Dataset items:
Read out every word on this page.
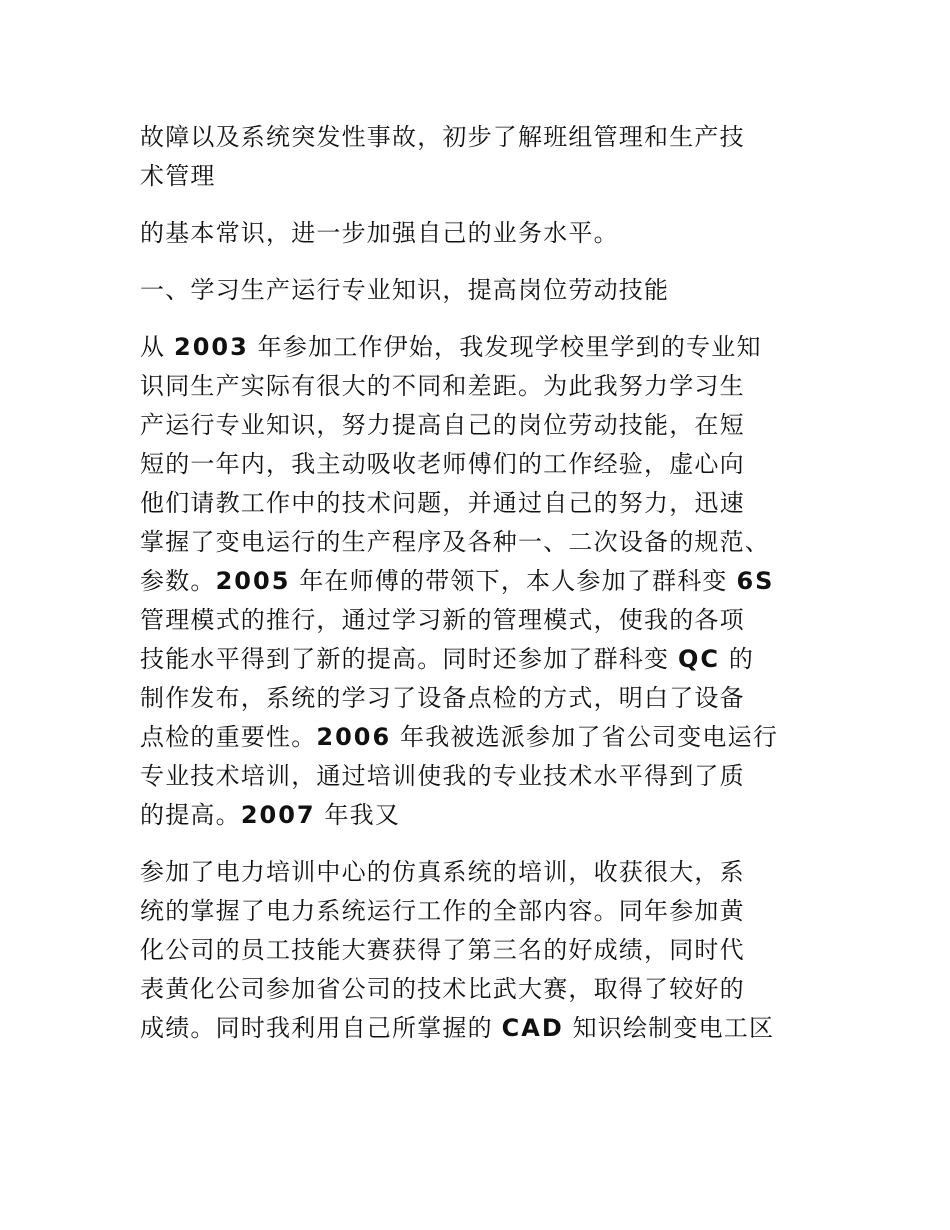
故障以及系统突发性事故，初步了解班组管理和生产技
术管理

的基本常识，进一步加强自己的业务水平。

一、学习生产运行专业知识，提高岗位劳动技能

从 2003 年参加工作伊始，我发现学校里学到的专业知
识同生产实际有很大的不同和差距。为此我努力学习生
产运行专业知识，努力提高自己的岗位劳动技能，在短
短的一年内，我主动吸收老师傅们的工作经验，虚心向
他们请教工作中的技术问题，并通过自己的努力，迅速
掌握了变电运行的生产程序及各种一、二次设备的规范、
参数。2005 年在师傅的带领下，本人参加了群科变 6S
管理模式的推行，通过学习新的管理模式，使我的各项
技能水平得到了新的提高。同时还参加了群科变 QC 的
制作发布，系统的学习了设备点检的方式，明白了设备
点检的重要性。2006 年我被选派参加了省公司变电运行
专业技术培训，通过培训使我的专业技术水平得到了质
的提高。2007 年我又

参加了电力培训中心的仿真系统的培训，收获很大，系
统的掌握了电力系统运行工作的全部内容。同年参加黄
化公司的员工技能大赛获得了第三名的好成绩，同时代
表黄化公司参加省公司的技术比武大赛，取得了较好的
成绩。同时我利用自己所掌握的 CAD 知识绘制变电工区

* * *

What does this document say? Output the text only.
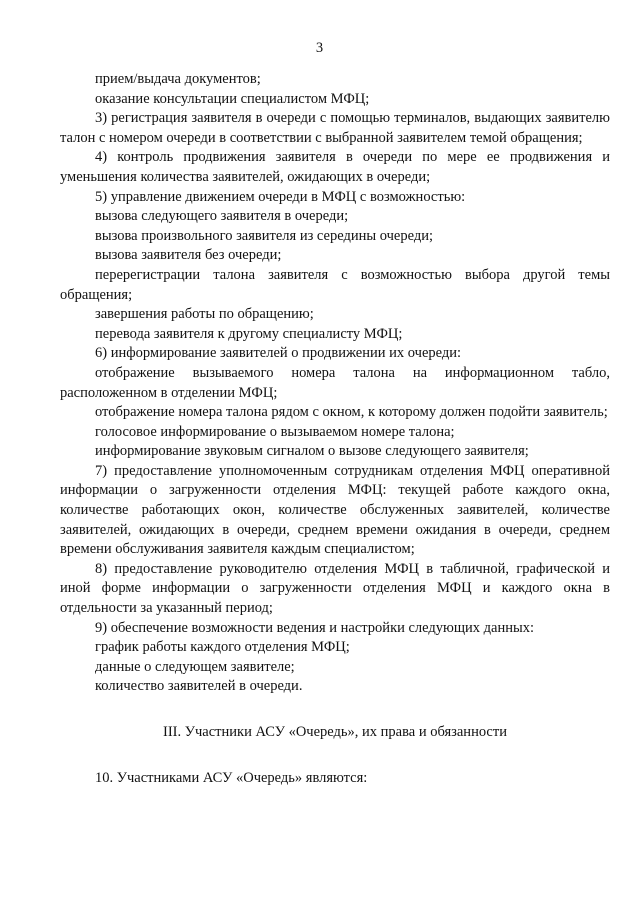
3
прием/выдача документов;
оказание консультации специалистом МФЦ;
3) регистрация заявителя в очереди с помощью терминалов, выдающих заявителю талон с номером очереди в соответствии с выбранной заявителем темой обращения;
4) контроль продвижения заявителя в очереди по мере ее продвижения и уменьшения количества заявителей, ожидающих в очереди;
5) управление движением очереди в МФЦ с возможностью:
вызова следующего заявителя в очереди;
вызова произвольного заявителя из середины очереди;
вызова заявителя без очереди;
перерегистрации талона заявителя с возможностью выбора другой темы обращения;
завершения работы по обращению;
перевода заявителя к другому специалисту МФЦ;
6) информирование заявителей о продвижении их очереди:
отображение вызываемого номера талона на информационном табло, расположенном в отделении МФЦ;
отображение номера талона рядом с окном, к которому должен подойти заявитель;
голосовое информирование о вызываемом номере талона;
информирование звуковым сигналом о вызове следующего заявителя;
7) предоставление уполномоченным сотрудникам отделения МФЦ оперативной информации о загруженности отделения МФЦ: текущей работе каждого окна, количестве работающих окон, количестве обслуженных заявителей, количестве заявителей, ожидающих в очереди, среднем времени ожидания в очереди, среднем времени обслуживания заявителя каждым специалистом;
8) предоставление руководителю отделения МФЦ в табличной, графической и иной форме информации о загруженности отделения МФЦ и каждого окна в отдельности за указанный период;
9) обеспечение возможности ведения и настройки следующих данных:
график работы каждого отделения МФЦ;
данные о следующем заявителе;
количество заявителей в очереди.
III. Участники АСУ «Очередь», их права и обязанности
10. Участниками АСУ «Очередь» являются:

### WHAT IS EXPECTED
In the listing above, find the lines holding the word "очереди" and copy them.

### THE COMPLETED TASK
3) регистрация заявителя в очереди с помощью терминалов, выдающих заявителю талон с номером очереди в соответствии с выбранной заявителем темой обращения;
4) контроль продвижения заявителя в очереди по мере ее продвижения и уменьшения количества заявителей, ожидающих в очереди;
5) управление движением очереди в МФЦ с возможностью:
вызова следующего заявителя в очереди;
вызова произвольного заявителя из середины очереди;
вызова заявителя без очереди;
6) информирование заявителей о продвижении их очереди:
7) предоставление уполномоченным сотрудникам отделения МФЦ оперативной информации о загруженности отделения МФЦ: текущей работе каждого окна, количестве работающих окон, количестве обслуженных заявителей, количестве заявителей, ожидающих в очереди, среднем времени ожидания в очереди, среднем времени обслуживания заявителя каждым специалистом;
количество заявителей в очереди.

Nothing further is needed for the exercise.